# Task:
Output the material exactly, but drop every image it holds.

Extracted data entries:
⟨
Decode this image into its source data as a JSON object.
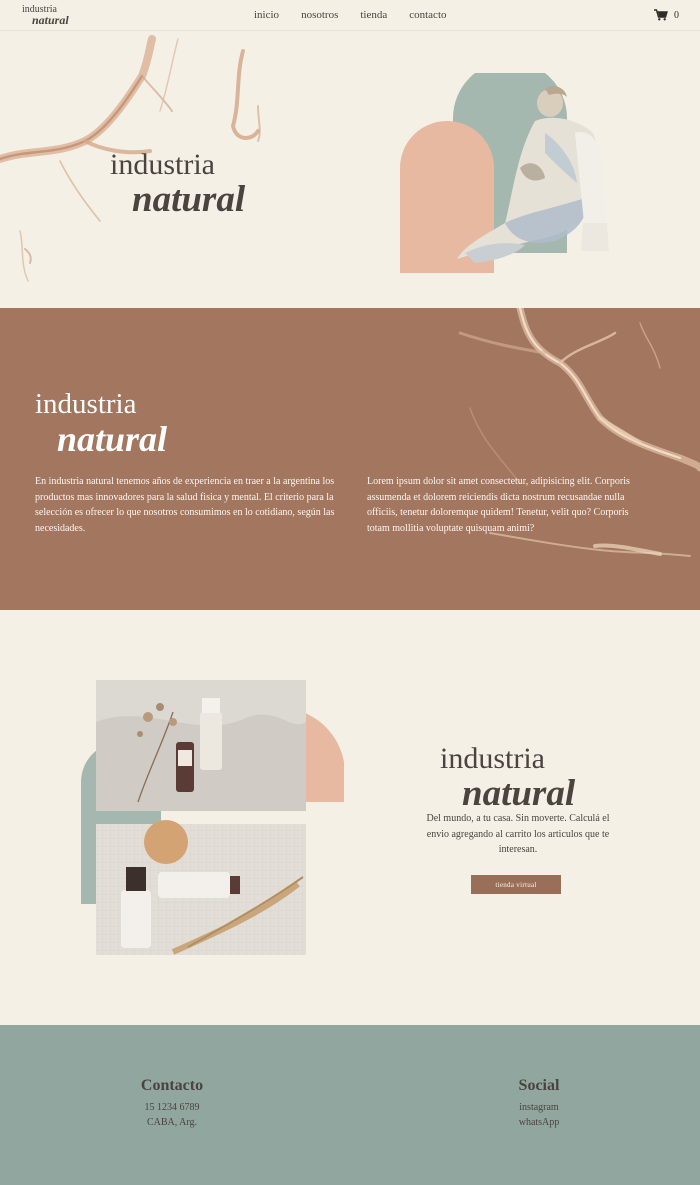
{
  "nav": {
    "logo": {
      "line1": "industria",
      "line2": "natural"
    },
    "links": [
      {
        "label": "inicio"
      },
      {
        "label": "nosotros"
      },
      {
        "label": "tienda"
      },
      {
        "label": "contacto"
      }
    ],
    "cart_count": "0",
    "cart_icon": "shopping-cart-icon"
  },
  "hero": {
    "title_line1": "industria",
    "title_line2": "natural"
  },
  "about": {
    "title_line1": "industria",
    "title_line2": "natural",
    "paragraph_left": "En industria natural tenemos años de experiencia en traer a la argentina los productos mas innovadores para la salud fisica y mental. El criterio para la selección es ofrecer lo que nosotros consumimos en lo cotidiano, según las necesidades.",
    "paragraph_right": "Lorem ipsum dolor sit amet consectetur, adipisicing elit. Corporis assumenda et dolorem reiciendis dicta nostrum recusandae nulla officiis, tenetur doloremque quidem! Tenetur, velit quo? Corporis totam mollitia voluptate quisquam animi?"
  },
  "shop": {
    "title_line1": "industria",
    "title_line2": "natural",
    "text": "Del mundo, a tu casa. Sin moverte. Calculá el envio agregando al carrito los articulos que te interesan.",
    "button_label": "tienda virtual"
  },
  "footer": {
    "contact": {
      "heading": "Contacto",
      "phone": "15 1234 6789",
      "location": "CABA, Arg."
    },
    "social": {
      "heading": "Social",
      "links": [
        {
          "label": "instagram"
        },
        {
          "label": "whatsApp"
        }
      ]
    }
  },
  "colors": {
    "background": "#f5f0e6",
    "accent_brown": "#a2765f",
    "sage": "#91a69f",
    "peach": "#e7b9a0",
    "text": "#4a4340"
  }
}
⟩
# Full response:
Decode this image into its source data as a JSON object.
{
  "nav": {
    "logo": {
      "line1": "industria",
      "line2": "natural"
    },
    "links": [
      {
        "label": "inicio"
      },
      {
        "label": "nosotros"
      },
      {
        "label": "tienda"
      },
      {
        "label": "contacto"
      }
    ],
    "cart_count": "0",
    "cart_icon": "shopping-cart-icon"
  },
  "hero": {
    "title_line1": "industria",
    "title_line2": "natural"
  },
  "about": {
    "title_line1": "industria",
    "title_line2": "natural",
    "paragraph_left": "En industria natural tenemos años de experiencia en traer a la argentina los productos mas innovadores para la salud fisica y mental. El criterio para la selección es ofrecer lo que nosotros consumimos en lo cotidiano, según las necesidades.",
    "paragraph_right": "Lorem ipsum dolor sit amet consectetur, adipisicing elit. Corporis assumenda et dolorem reiciendis dicta nostrum recusandae nulla officiis, tenetur doloremque quidem! Tenetur, velit quo? Corporis totam mollitia voluptate quisquam animi?"
  },
  "shop": {
    "title_line1": "industria",
    "title_line2": "natural",
    "text": "Del mundo, a tu casa. Sin moverte. Calculá el envio agregando al carrito los articulos que te interesan.",
    "button_label": "tienda virtual"
  },
  "footer": {
    "contact": {
      "heading": "Contacto",
      "phone": "15 1234 6789",
      "location": "CABA, Arg."
    },
    "social": {
      "heading": "Social",
      "links": [
        {
          "label": "instagram"
        },
        {
          "label": "whatsApp"
        }
      ]
    }
  },
  "colors": {
    "background": "#f5f0e6",
    "accent_brown": "#a2765f",
    "sage": "#91a69f",
    "peach": "#e7b9a0",
    "text": "#4a4340"
  }
}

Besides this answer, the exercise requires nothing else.